__Problem statement__
Reproduce each line of the material exactly, minus any picture.

__Dataset records__

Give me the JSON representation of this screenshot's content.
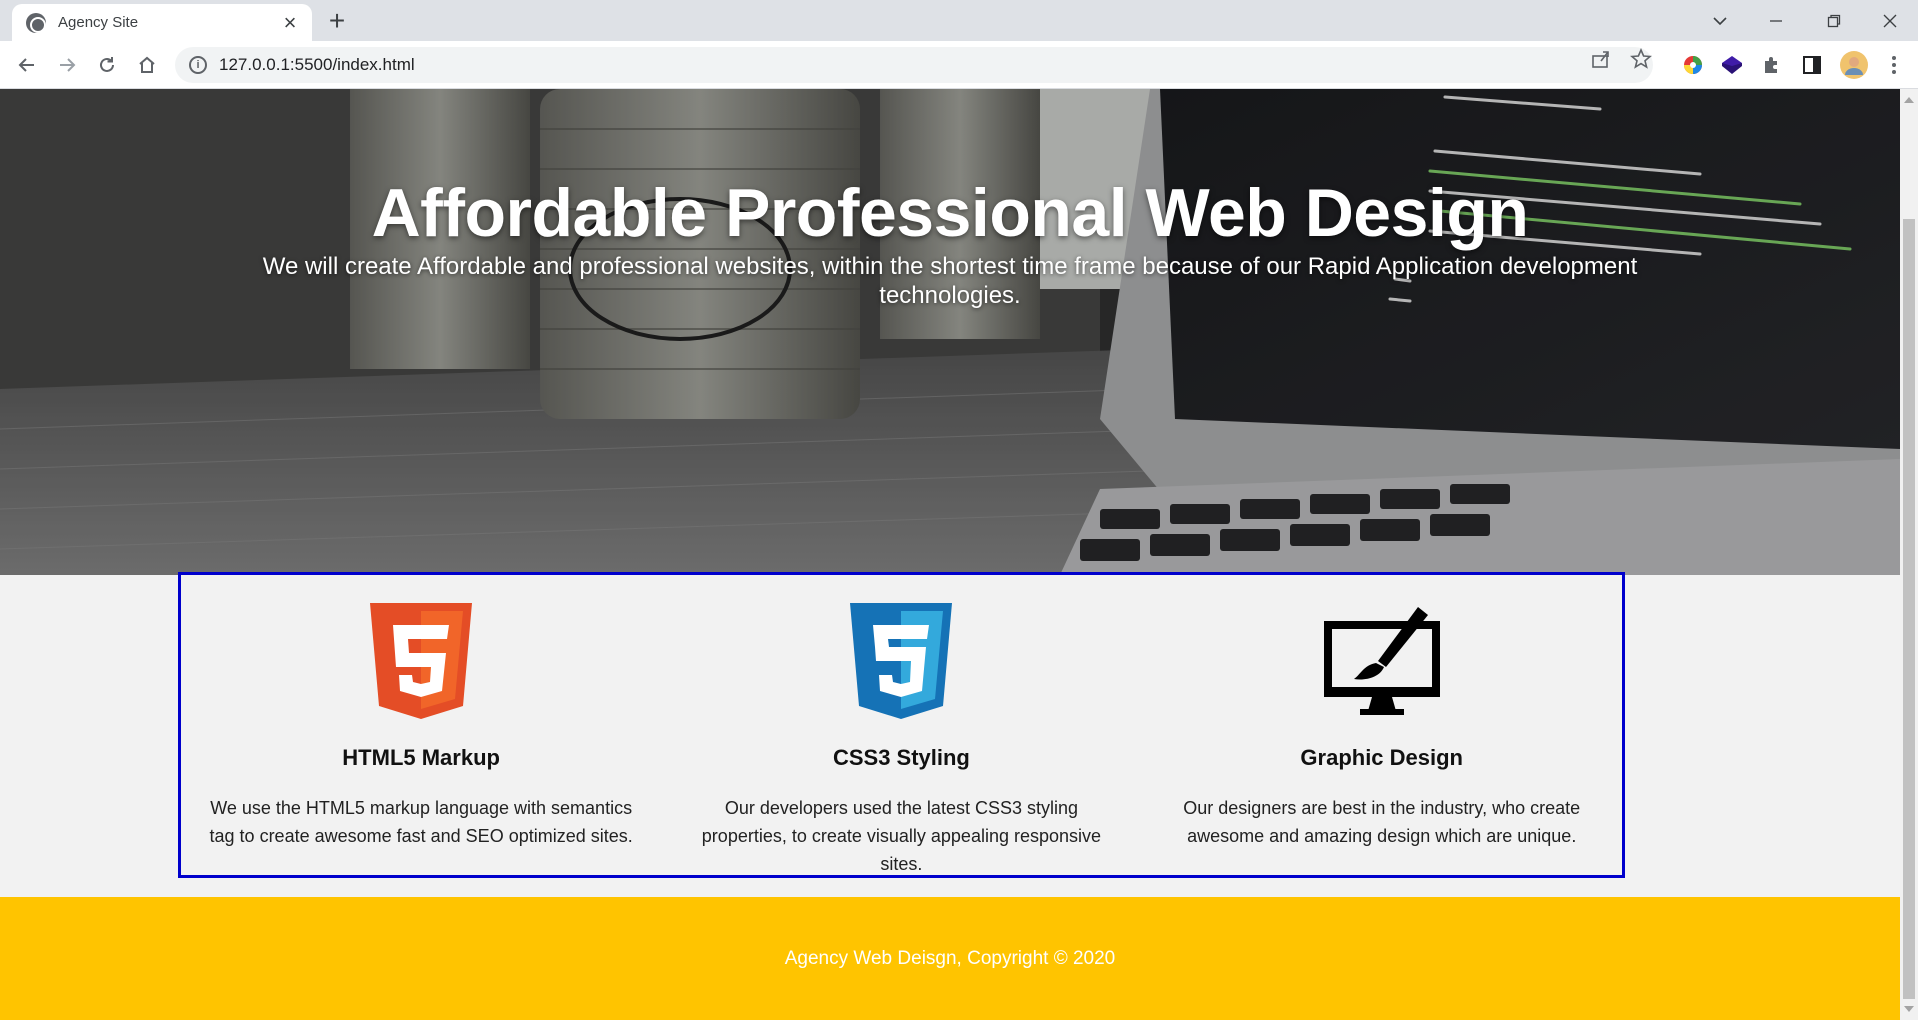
{
  "browser": {
    "tab_title": "Agency Site",
    "url": "127.0.0.1:5500/index.html",
    "new_tab": "+",
    "tab_close": "×"
  },
  "hero": {
    "title": "Affordable Professional Web Design",
    "subtitle": "We will create Affordable and professional websites, within the shortest time frame because of our Rapid Application development technologies."
  },
  "features": [
    {
      "icon": "html5-icon",
      "title": "HTML5 Markup",
      "text": "We use the HTML5 markup language with semantics tag to create awesome fast and SEO optimized sites."
    },
    {
      "icon": "css3-icon",
      "title": "CSS3 Styling",
      "text": "Our developers used the latest CSS3 styling properties, to create visually appealing responsive sites."
    },
    {
      "icon": "graphic-design-icon",
      "title": "Graphic Design",
      "text": "Our designers are best in the industry, who create awesome and amazing design which are unique."
    }
  ],
  "footer": {
    "text": "Agency Web Deisgn, Copyright © 2020"
  },
  "colors": {
    "footer_bg": "#ffc400",
    "features_border": "#0000cc",
    "html5_orange": "#e44d26",
    "css3_blue": "#1572b6"
  }
}
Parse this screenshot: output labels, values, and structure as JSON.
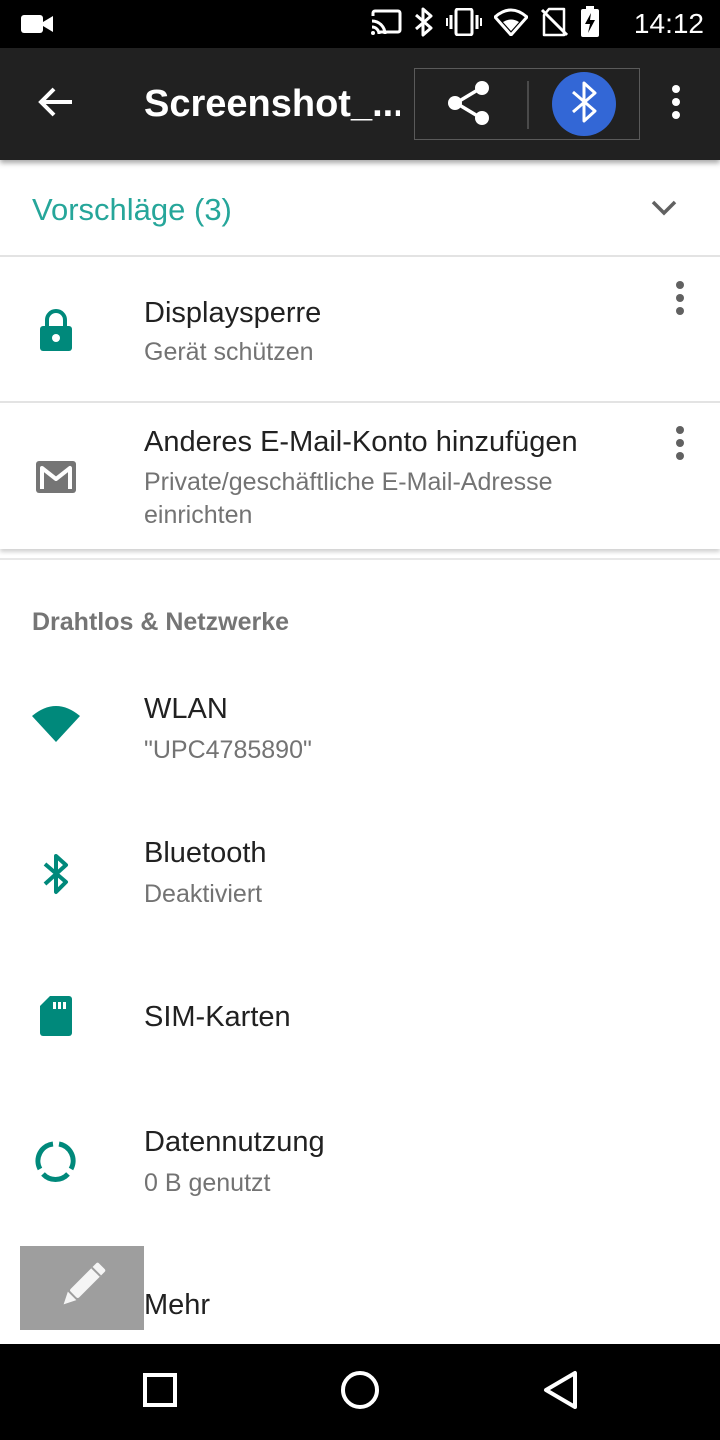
{
  "status_bar": {
    "time": "14:12",
    "icons": [
      "video-camera-icon",
      "cast-icon",
      "bluetooth-icon",
      "vibrate-icon",
      "wifi-icon",
      "no-sim-icon",
      "battery-charging-icon"
    ]
  },
  "app_bar": {
    "title": "Screenshot_...",
    "back_icon": "arrow-back-icon",
    "share_icon": "share-icon",
    "bluetooth_share_icon": "bluetooth-icon",
    "overflow_icon": "more-vert-icon"
  },
  "suggestions": {
    "title": "Vorschläge (3)",
    "items": [
      {
        "title": "Displaysperre",
        "subtitle": "Gerät schützen",
        "icon": "lock-icon"
      },
      {
        "title": "Anderes E-Mail-Konto hinzufügen",
        "subtitle": "Private/geschäftliche E-Mail-Adresse einrichten",
        "icon": "gmail-icon"
      }
    ]
  },
  "section": {
    "header": "Drahtlos & Netzwerke",
    "items": [
      {
        "title": "WLAN",
        "subtitle": "\"UPC4785890\"",
        "icon": "wifi-icon"
      },
      {
        "title": "Bluetooth",
        "subtitle": "Deaktiviert",
        "icon": "bluetooth-icon"
      },
      {
        "title": "SIM-Karten",
        "subtitle": "",
        "icon": "sim-card-icon"
      },
      {
        "title": "Datennutzung",
        "subtitle": "0 B genutzt",
        "icon": "data-usage-icon"
      },
      {
        "title": "Mehr",
        "subtitle": "",
        "icon": "more-horiz-icon"
      }
    ]
  },
  "nav_bar": {
    "icons": [
      "recents-icon",
      "home-icon",
      "back-icon"
    ]
  },
  "colors": {
    "accent": "#26a69a",
    "icon_teal": "#00897b",
    "app_bar": "#212121",
    "bluetooth_blue": "#3367d6"
  }
}
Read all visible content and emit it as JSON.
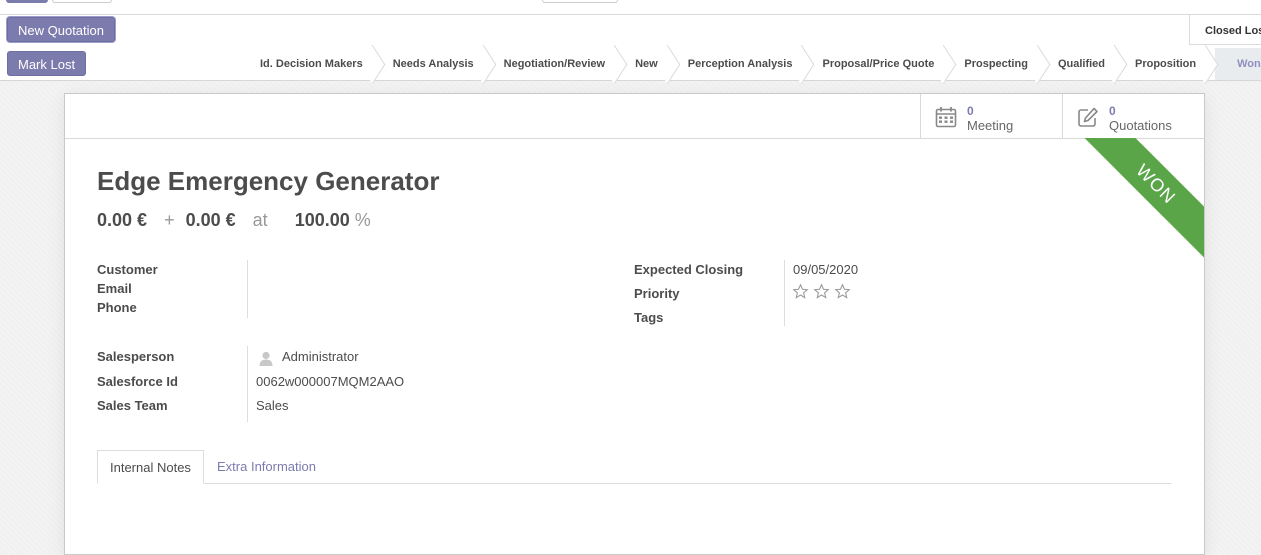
{
  "actions": {
    "new_quotation": "New Quotation",
    "mark_lost": "Mark Lost"
  },
  "statusbar": {
    "folded_stage": "Closed Lost",
    "stages": [
      "Id. Decision Makers",
      "Needs Analysis",
      "Negotiation/Review",
      "New",
      "Perception Analysis",
      "Proposal/Price Quote",
      "Prospecting",
      "Qualified",
      "Proposition"
    ],
    "current_stage": "Won"
  },
  "smart_buttons": {
    "meeting": {
      "value": "0",
      "label": "Meeting",
      "icon": "calendar-icon"
    },
    "quotations": {
      "value": "0",
      "label": "Quotations",
      "icon": "edit-icon"
    }
  },
  "ribbon": "WON",
  "record": {
    "name": "Edge Emergency Generator",
    "expected_revenue": "0.00 €",
    "plus": "+",
    "prorated_revenue": "0.00 €",
    "at": "at",
    "probability": "100.00",
    "percent": "%"
  },
  "fields": {
    "customer_label": "Customer",
    "email_label": "Email",
    "phone_label": "Phone",
    "expected_closing_label": "Expected Closing",
    "expected_closing": "09/05/2020",
    "priority_label": "Priority",
    "priority_stars": 0,
    "priority_max": 3,
    "tags_label": "Tags",
    "salesperson_label": "Salesperson",
    "salesperson": "Administrator",
    "salesforce_id_label": "Salesforce Id",
    "salesforce_id": "0062w000007MQM2AAO",
    "sales_team_label": "Sales Team",
    "sales_team": "Sales"
  },
  "tabs": {
    "internal_notes": "Internal Notes",
    "extra_information": "Extra Information"
  },
  "colors": {
    "brand": "#7c7bad",
    "won_ribbon": "#5aa547"
  }
}
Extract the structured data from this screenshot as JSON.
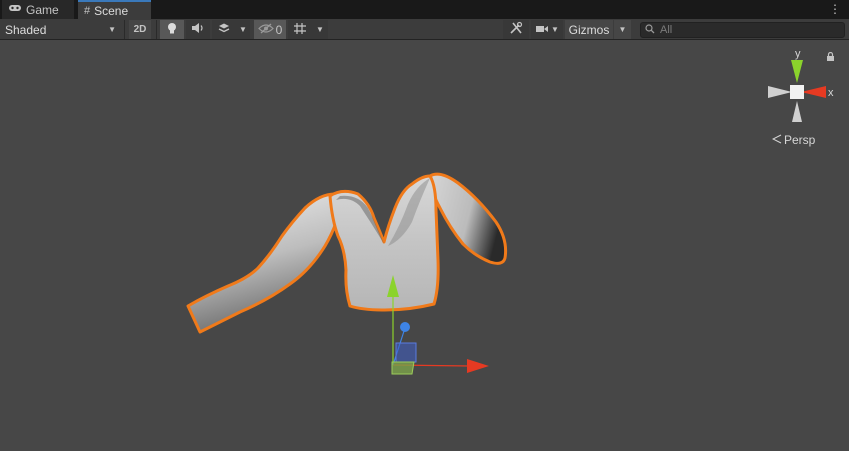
{
  "tabs": [
    {
      "label": "Game",
      "icon": "gamepad-icon",
      "active": false
    },
    {
      "label": "Scene",
      "icon": "hash-icon",
      "active": true
    }
  ],
  "tab_menu_glyph": "⋮",
  "toolbar": {
    "draw_mode": "Shaded",
    "btn_2d": "2D",
    "hidden_count": "0",
    "gizmos_label": "Gizmos",
    "search_placeholder": "All"
  },
  "scene_view": {
    "persp_label": "Persp",
    "axis_labels": {
      "y": "y",
      "x": "x"
    },
    "selection_color": "#f07a1a",
    "axis_colors": {
      "x": "#e63a22",
      "y": "#8bd32c",
      "z": "#3e84e6"
    }
  }
}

__Expected output__
Give me the JSON representation of this screenshot's content.
{
  "browser": {
    "tab_title": "Agency Site",
    "url": "127.0.0.1:5500/index.html",
    "new_tab": "+",
    "tab_close": "×"
  },
  "hero": {
    "title": "Affordable Professional Web Design",
    "subtitle": "We will create Affordable and professional websites, within the shortest time frame because of our Rapid Application development technologies."
  },
  "features": [
    {
      "icon": "html5-icon",
      "title": "HTML5 Markup",
      "text": "We use the HTML5 markup language with semantics tag to create awesome fast and SEO optimized sites."
    },
    {
      "icon": "css3-icon",
      "title": "CSS3 Styling",
      "text": "Our developers used the latest CSS3 styling properties, to create visually appealing responsive sites."
    },
    {
      "icon": "graphic-design-icon",
      "title": "Graphic Design",
      "text": "Our designers are best in the industry, who create awesome and amazing design which are unique."
    }
  ],
  "footer": {
    "text": "Agency Web Deisgn, Copyright © 2020"
  },
  "colors": {
    "footer_bg": "#ffc400",
    "features_border": "#0000cc",
    "html5_orange": "#e44d26",
    "css3_blue": "#1572b6"
  }
}
Parse this screenshot: output labels, values, and structure as JSON.
{
  "status_bar": {
    "time": "14:12",
    "icons": [
      "video-camera-icon",
      "cast-icon",
      "bluetooth-icon",
      "vibrate-icon",
      "wifi-icon",
      "no-sim-icon",
      "battery-charging-icon"
    ]
  },
  "app_bar": {
    "title": "Screenshot_...",
    "back_icon": "arrow-back-icon",
    "share_icon": "share-icon",
    "bluetooth_share_icon": "bluetooth-icon",
    "overflow_icon": "more-vert-icon"
  },
  "suggestions": {
    "title": "Vorschläge (3)",
    "items": [
      {
        "title": "Displaysperre",
        "subtitle": "Gerät schützen",
        "icon": "lock-icon"
      },
      {
        "title": "Anderes E-Mail-Konto hinzufügen",
        "subtitle": "Private/geschäftliche E-Mail-Adresse einrichten",
        "icon": "gmail-icon"
      }
    ]
  },
  "section": {
    "header": "Drahtlos & Netzwerke",
    "items": [
      {
        "title": "WLAN",
        "subtitle": "\"UPC4785890\"",
        "icon": "wifi-icon"
      },
      {
        "title": "Bluetooth",
        "subtitle": "Deaktiviert",
        "icon": "bluetooth-icon"
      },
      {
        "title": "SIM-Karten",
        "subtitle": "",
        "icon": "sim-card-icon"
      },
      {
        "title": "Datennutzung",
        "subtitle": "0 B genutzt",
        "icon": "data-usage-icon"
      },
      {
        "title": "Mehr",
        "subtitle": "",
        "icon": "more-horiz-icon"
      }
    ]
  },
  "nav_bar": {
    "icons": [
      "recents-icon",
      "home-icon",
      "back-icon"
    ]
  },
  "colors": {
    "accent": "#26a69a",
    "icon_teal": "#00897b",
    "app_bar": "#212121",
    "bluetooth_blue": "#3367d6"
  }
}
Read all visible content and emit it as JSON.
{
  "actions": {
    "new_quotation": "New Quotation",
    "mark_lost": "Mark Lost"
  },
  "statusbar": {
    "folded_stage": "Closed Lost",
    "stages": [
      "Id. Decision Makers",
      "Needs Analysis",
      "Negotiation/Review",
      "New",
      "Perception Analysis",
      "Proposal/Price Quote",
      "Prospecting",
      "Qualified",
      "Proposition"
    ],
    "current_stage": "Won"
  },
  "smart_buttons": {
    "meeting": {
      "value": "0",
      "label": "Meeting",
      "icon": "calendar-icon"
    },
    "quotations": {
      "value": "0",
      "label": "Quotations",
      "icon": "edit-icon"
    }
  },
  "ribbon": "WON",
  "record": {
    "name": "Edge Emergency Generator",
    "expected_revenue": "0.00 €",
    "plus": "+",
    "prorated_revenue": "0.00 €",
    "at": "at",
    "probability": "100.00",
    "percent": "%"
  },
  "fields": {
    "customer_label": "Customer",
    "email_label": "Email",
    "phone_label": "Phone",
    "expected_closing_label": "Expected Closing",
    "expected_closing": "09/05/2020",
    "priority_label": "Priority",
    "priority_stars": 0,
    "priority_max": 3,
    "tags_label": "Tags",
    "salesperson_label": "Salesperson",
    "salesperson": "Administrator",
    "salesforce_id_label": "Salesforce Id",
    "salesforce_id": "0062w000007MQM2AAO",
    "sales_team_label": "Sales Team",
    "sales_team": "Sales"
  },
  "tabs": {
    "internal_notes": "Internal Notes",
    "extra_information": "Extra Information"
  },
  "colors": {
    "brand": "#7c7bad",
    "won_ribbon": "#5aa547"
  }
}
Extract the structured data from this screenshot as JSON.
{
  "tabs": [
    {
      "label": "Game",
      "icon": "gamepad-icon",
      "active": false
    },
    {
      "label": "Scene",
      "icon": "hash-icon",
      "active": true
    }
  ],
  "tab_menu_glyph": "⋮",
  "toolbar": {
    "draw_mode": "Shaded",
    "btn_2d": "2D",
    "hidden_count": "0",
    "gizmos_label": "Gizmos",
    "search_placeholder": "All"
  },
  "scene_view": {
    "persp_label": "Persp",
    "axis_labels": {
      "y": "y",
      "x": "x"
    },
    "selection_color": "#f07a1a",
    "axis_colors": {
      "x": "#e63a22",
      "y": "#8bd32c",
      "z": "#3e84e6"
    }
  }
}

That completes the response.